Task statement | Reproduce all of the data exactly.
## start Data shown
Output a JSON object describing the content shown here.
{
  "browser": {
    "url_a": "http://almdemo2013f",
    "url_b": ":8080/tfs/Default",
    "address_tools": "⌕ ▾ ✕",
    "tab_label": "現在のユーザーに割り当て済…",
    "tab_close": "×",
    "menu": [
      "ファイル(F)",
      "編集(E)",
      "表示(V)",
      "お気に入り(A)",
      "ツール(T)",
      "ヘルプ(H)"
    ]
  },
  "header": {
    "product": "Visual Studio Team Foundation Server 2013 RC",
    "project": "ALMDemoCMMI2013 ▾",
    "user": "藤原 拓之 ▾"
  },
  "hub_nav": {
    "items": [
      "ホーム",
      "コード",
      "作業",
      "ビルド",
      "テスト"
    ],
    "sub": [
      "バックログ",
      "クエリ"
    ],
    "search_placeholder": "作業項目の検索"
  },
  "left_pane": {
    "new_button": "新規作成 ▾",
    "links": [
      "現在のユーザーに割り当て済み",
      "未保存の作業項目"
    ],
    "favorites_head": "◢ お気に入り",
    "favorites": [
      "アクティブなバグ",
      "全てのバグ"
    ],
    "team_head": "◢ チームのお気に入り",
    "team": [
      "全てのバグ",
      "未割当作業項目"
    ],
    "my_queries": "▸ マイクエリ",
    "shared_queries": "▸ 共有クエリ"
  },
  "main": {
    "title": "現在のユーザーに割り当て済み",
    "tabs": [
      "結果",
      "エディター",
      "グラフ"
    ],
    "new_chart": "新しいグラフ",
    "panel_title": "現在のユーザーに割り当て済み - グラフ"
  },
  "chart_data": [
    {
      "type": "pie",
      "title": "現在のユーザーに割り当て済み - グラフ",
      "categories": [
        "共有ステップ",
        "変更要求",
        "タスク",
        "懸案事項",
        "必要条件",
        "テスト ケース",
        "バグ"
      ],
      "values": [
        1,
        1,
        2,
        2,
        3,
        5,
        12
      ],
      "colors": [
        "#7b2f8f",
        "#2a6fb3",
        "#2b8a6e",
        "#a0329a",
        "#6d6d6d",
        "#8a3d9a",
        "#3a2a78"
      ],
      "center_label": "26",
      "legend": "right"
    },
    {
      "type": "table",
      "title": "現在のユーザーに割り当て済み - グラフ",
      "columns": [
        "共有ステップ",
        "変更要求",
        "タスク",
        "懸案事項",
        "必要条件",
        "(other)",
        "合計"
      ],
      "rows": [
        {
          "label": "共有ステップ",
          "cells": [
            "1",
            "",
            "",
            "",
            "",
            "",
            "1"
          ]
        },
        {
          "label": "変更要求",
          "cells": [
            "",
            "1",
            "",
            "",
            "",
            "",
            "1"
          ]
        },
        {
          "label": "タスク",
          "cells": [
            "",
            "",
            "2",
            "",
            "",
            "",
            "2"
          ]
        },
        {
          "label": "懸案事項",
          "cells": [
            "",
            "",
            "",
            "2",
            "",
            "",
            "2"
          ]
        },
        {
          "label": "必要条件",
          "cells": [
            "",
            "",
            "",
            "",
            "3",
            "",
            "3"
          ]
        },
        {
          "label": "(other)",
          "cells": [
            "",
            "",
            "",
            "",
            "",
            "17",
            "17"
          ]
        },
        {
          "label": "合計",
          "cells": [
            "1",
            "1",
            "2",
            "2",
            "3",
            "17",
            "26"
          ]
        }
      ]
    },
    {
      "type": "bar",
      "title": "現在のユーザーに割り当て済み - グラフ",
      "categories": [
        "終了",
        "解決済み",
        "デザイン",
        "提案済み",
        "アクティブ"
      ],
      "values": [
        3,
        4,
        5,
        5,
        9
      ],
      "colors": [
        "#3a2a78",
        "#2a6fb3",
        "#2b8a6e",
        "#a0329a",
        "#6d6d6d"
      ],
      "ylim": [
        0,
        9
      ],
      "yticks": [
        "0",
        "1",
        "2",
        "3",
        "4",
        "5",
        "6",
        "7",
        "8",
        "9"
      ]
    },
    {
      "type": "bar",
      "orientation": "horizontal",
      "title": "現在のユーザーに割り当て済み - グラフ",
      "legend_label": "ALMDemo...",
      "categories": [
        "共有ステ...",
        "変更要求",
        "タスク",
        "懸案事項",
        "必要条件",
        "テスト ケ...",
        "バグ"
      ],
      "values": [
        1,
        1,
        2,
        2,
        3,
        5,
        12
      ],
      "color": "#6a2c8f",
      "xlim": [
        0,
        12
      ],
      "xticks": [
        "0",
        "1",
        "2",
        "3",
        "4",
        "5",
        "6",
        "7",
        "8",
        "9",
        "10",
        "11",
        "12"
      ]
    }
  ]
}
## end Data shown
Written response |
Output a JSON object describing the content shown here.
{
  "browser": {
    "url_a": "http://almdemo2013f",
    "url_b": ":8080/tfs/Default",
    "address_tools": "⌕ ▾ ✕",
    "tab_label": "現在のユーザーに割り当て済…",
    "tab_close": "×",
    "menu": [
      "ファイル(F)",
      "編集(E)",
      "表示(V)",
      "お気に入り(A)",
      "ツール(T)",
      "ヘルプ(H)"
    ]
  },
  "header": {
    "product": "Visual Studio Team Foundation Server 2013 RC",
    "project": "ALMDemoCMMI2013 ▾",
    "user": "藤原 拓之 ▾"
  },
  "hub_nav": {
    "items": [
      "ホーム",
      "コード",
      "作業",
      "ビルド",
      "テスト"
    ],
    "sub": [
      "バックログ",
      "クエリ"
    ],
    "search_placeholder": "作業項目の検索"
  },
  "left_pane": {
    "new_button": "新規作成 ▾",
    "links": [
      "現在のユーザーに割り当て済み",
      "未保存の作業項目"
    ],
    "favorites_head": "◢ お気に入り",
    "favorites": [
      "アクティブなバグ",
      "全てのバグ"
    ],
    "team_head": "◢ チームのお気に入り",
    "team": [
      "全てのバグ",
      "未割当作業項目"
    ],
    "my_queries": "▸ マイクエリ",
    "shared_queries": "▸ 共有クエリ"
  },
  "main": {
    "title": "現在のユーザーに割り当て済み",
    "tabs": [
      "結果",
      "エディター",
      "グラフ"
    ],
    "new_chart": "新しいグラフ",
    "panel_title": "現在のユーザーに割り当て済み - グラフ"
  },
  "chart_data": [
    {
      "type": "pie",
      "title": "現在のユーザーに割り当て済み - グラフ",
      "categories": [
        "共有ステップ",
        "変更要求",
        "タスク",
        "懸案事項",
        "必要条件",
        "テスト ケース",
        "バグ"
      ],
      "values": [
        1,
        1,
        2,
        2,
        3,
        5,
        12
      ],
      "colors": [
        "#7b2f8f",
        "#2a6fb3",
        "#2b8a6e",
        "#a0329a",
        "#6d6d6d",
        "#8a3d9a",
        "#3a2a78"
      ],
      "center_label": "26",
      "legend": "right"
    },
    {
      "type": "table",
      "title": "現在のユーザーに割り当て済み - グラフ",
      "columns": [
        "共有ステップ",
        "変更要求",
        "タスク",
        "懸案事項",
        "必要条件",
        "(other)",
        "合計"
      ],
      "rows": [
        {
          "label": "共有ステップ",
          "cells": [
            "1",
            "",
            "",
            "",
            "",
            "",
            "1"
          ]
        },
        {
          "label": "変更要求",
          "cells": [
            "",
            "1",
            "",
            "",
            "",
            "",
            "1"
          ]
        },
        {
          "label": "タスク",
          "cells": [
            "",
            "",
            "2",
            "",
            "",
            "",
            "2"
          ]
        },
        {
          "label": "懸案事項",
          "cells": [
            "",
            "",
            "",
            "2",
            "",
            "",
            "2"
          ]
        },
        {
          "label": "必要条件",
          "cells": [
            "",
            "",
            "",
            "",
            "3",
            "",
            "3"
          ]
        },
        {
          "label": "(other)",
          "cells": [
            "",
            "",
            "",
            "",
            "",
            "17",
            "17"
          ]
        },
        {
          "label": "合計",
          "cells": [
            "1",
            "1",
            "2",
            "2",
            "3",
            "17",
            "26"
          ]
        }
      ]
    },
    {
      "type": "bar",
      "title": "現在のユーザーに割り当て済み - グラフ",
      "categories": [
        "終了",
        "解決済み",
        "デザイン",
        "提案済み",
        "アクティブ"
      ],
      "values": [
        3,
        4,
        5,
        5,
        9
      ],
      "colors": [
        "#3a2a78",
        "#2a6fb3",
        "#2b8a6e",
        "#a0329a",
        "#6d6d6d"
      ],
      "ylim": [
        0,
        9
      ],
      "yticks": [
        "0",
        "1",
        "2",
        "3",
        "4",
        "5",
        "6",
        "7",
        "8",
        "9"
      ]
    },
    {
      "type": "bar",
      "orientation": "horizontal",
      "title": "現在のユーザーに割り当て済み - グラフ",
      "legend_label": "ALMDemo...",
      "categories": [
        "共有ステ...",
        "変更要求",
        "タスク",
        "懸案事項",
        "必要条件",
        "テスト ケ...",
        "バグ"
      ],
      "values": [
        1,
        1,
        2,
        2,
        3,
        5,
        12
      ],
      "color": "#6a2c8f",
      "xlim": [
        0,
        12
      ],
      "xticks": [
        "0",
        "1",
        "2",
        "3",
        "4",
        "5",
        "6",
        "7",
        "8",
        "9",
        "10",
        "11",
        "12"
      ]
    }
  ]
}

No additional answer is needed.